[Collected data entries]

=======

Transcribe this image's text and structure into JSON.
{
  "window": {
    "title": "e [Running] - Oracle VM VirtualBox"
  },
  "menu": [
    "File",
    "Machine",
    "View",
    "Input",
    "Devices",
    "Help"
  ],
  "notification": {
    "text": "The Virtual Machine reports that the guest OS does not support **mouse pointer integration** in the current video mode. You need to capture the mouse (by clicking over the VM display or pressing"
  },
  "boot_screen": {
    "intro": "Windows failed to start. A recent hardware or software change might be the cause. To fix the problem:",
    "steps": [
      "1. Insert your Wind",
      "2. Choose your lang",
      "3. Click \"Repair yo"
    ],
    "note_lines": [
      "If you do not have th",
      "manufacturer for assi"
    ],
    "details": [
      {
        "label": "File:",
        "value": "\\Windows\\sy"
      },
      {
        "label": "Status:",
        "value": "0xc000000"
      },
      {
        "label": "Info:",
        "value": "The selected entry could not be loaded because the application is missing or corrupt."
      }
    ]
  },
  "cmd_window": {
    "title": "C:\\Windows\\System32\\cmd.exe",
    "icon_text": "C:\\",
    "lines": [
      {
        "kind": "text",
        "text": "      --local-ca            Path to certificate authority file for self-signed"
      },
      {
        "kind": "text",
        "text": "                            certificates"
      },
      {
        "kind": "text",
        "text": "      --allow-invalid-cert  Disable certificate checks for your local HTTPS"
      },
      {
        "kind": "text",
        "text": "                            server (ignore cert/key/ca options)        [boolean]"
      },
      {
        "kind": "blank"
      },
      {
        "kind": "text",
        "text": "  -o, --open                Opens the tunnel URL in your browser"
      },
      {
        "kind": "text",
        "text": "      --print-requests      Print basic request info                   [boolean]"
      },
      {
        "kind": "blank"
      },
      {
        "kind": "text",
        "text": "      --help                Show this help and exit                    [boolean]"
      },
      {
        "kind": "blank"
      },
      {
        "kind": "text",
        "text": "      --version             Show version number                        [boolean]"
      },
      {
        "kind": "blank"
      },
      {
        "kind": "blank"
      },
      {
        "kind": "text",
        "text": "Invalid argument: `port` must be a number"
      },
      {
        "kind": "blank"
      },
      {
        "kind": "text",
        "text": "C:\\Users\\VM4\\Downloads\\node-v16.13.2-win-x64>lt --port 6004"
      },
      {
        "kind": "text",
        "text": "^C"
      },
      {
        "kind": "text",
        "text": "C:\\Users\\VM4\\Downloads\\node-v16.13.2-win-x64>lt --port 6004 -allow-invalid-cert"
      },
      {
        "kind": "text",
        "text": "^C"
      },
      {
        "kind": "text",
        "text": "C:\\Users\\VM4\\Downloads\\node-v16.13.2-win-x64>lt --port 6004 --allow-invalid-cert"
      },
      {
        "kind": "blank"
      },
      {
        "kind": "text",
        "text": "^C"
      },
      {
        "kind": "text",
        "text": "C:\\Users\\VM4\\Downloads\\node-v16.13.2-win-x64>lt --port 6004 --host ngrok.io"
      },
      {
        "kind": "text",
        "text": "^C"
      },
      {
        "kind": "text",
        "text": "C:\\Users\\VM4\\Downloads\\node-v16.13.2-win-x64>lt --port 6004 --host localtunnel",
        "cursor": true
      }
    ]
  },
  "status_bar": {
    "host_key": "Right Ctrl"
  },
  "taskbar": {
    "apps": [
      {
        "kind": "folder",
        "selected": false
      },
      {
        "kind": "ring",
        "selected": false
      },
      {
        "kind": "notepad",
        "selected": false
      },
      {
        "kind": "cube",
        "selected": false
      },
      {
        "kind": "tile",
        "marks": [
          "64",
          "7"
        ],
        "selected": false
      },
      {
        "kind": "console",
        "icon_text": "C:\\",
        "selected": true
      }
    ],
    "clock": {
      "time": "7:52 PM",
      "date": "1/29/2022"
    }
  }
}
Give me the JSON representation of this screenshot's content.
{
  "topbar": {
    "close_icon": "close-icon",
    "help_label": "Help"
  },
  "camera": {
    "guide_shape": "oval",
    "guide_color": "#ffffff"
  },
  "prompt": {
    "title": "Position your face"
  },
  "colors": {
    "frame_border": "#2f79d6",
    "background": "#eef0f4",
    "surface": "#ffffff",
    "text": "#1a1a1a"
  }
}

=======

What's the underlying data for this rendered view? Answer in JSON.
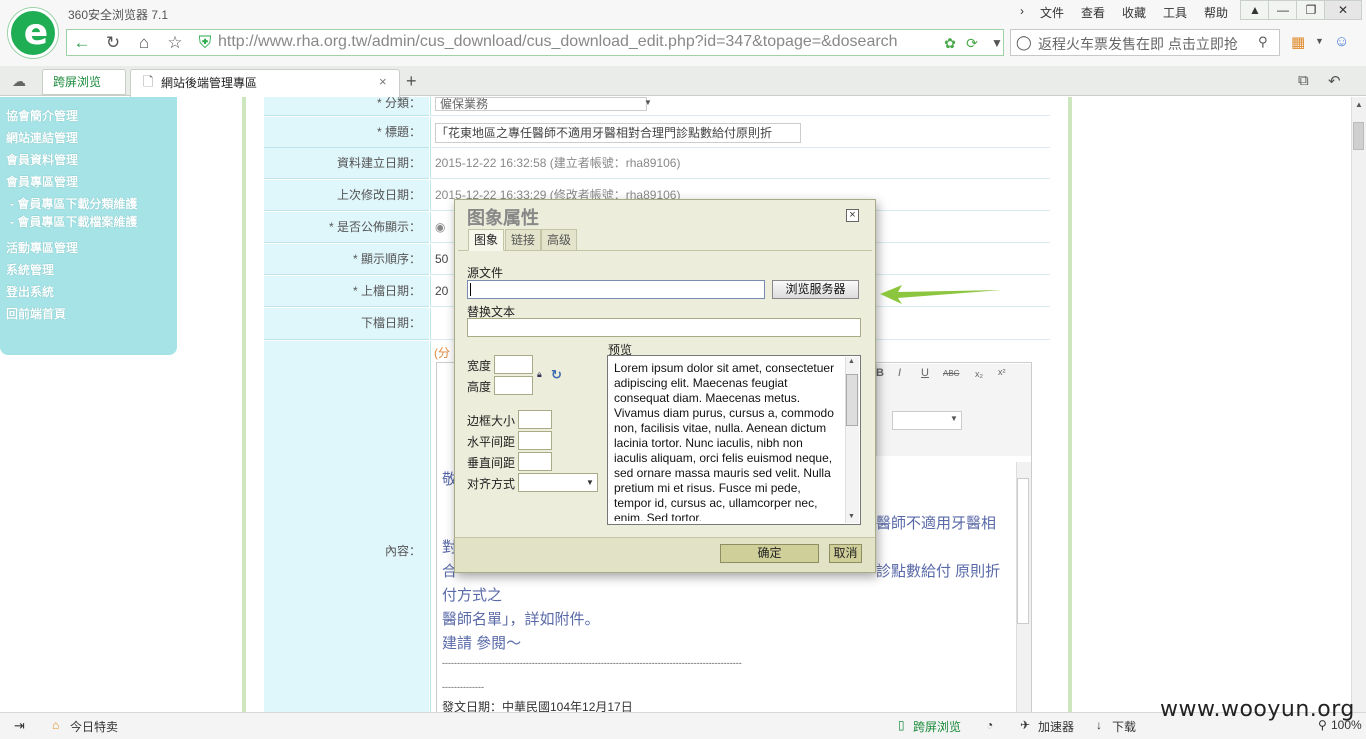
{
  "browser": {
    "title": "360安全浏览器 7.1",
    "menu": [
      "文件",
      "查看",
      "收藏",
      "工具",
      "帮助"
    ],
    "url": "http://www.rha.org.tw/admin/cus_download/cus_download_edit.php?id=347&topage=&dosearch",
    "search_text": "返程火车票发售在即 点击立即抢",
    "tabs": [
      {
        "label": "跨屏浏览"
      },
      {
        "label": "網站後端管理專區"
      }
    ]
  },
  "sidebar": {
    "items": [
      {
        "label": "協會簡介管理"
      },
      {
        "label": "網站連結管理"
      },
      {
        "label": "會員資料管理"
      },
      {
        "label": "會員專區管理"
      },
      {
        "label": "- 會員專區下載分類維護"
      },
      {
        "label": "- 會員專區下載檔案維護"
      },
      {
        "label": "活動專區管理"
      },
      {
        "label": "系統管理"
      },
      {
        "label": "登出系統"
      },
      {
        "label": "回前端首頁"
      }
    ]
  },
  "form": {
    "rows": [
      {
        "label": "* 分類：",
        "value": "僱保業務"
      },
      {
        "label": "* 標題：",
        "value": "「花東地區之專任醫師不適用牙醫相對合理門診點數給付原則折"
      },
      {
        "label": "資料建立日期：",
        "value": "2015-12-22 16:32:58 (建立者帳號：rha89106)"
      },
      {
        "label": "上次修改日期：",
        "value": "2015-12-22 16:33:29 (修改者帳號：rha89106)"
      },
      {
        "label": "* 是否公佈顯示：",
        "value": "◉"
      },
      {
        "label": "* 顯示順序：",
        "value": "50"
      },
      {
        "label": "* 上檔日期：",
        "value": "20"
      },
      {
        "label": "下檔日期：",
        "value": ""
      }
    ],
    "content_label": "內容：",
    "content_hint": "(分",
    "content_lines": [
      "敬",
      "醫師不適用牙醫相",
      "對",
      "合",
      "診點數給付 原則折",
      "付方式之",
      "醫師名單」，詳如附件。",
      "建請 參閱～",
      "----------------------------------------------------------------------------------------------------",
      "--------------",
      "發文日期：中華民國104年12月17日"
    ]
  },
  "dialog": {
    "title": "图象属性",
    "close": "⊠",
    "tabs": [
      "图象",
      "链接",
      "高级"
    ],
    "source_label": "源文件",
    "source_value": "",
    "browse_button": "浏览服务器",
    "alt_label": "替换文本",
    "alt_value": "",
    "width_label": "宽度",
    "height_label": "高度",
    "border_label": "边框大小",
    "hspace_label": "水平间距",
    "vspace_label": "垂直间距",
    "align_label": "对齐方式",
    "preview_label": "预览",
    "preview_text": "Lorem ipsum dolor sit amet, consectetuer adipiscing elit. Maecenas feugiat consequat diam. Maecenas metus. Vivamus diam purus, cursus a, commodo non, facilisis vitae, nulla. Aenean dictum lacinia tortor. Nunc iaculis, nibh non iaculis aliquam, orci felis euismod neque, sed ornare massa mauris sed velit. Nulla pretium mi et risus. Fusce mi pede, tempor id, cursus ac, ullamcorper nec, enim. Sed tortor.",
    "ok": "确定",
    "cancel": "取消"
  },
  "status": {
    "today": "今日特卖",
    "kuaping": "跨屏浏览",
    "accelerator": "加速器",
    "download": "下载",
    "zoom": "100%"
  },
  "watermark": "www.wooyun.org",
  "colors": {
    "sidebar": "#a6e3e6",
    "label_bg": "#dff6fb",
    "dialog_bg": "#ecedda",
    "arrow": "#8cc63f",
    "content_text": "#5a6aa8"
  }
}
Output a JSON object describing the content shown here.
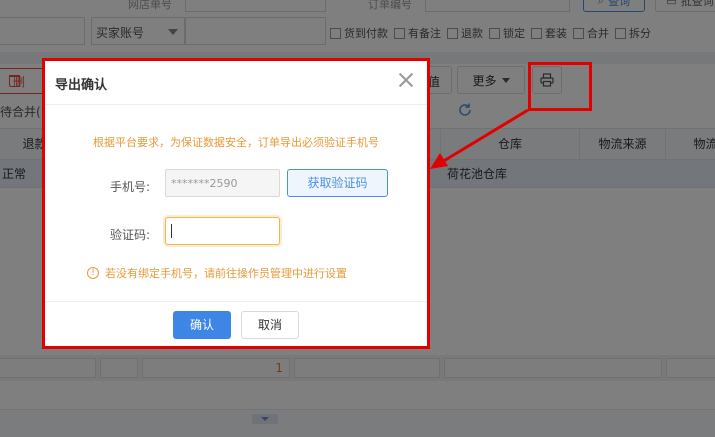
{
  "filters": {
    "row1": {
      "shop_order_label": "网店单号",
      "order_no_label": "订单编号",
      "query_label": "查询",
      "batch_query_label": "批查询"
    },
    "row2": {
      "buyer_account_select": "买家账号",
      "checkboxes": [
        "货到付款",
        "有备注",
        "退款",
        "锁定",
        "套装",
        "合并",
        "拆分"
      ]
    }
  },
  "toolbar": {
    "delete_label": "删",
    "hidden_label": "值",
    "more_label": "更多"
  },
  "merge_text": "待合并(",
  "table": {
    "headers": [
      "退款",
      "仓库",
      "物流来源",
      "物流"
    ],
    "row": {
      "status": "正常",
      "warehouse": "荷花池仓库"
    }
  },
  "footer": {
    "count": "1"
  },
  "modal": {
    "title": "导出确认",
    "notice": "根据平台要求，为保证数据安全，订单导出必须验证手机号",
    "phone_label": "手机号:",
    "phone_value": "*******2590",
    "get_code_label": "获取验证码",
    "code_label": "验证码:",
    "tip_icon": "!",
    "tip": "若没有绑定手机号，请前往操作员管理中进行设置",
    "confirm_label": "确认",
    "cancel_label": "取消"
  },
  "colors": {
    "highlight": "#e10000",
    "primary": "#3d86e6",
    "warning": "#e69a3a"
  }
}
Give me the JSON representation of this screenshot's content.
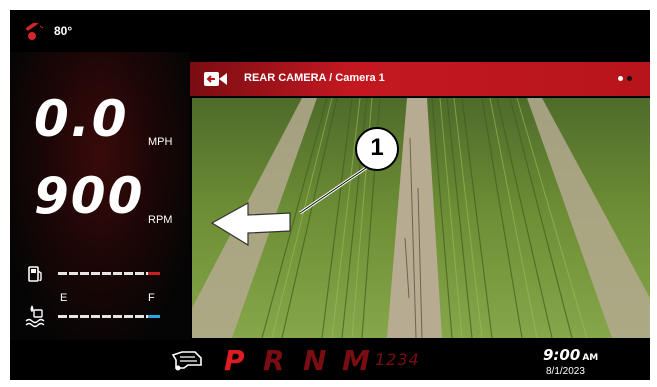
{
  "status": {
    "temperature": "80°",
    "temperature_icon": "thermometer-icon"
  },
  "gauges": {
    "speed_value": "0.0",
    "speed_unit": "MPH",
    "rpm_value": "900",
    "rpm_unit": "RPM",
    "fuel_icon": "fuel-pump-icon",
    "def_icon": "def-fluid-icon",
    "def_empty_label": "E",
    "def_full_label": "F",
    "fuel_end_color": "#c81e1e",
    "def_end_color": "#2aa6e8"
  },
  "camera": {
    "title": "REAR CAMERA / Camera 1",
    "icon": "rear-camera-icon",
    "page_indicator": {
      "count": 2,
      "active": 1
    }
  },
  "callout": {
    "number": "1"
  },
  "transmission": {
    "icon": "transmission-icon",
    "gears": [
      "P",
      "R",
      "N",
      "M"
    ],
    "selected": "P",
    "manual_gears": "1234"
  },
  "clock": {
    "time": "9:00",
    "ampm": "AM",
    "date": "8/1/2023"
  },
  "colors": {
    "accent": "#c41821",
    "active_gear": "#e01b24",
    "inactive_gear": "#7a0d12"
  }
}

=======

### DO THIS
Note every line above where the string "number" shows up, and copy those lines.

### COMPLETE ANSWER
        "text": "      --version             Show version number                        [boolean]"
        "text": "Invalid argument: `port` must be a number"
    "number": "1"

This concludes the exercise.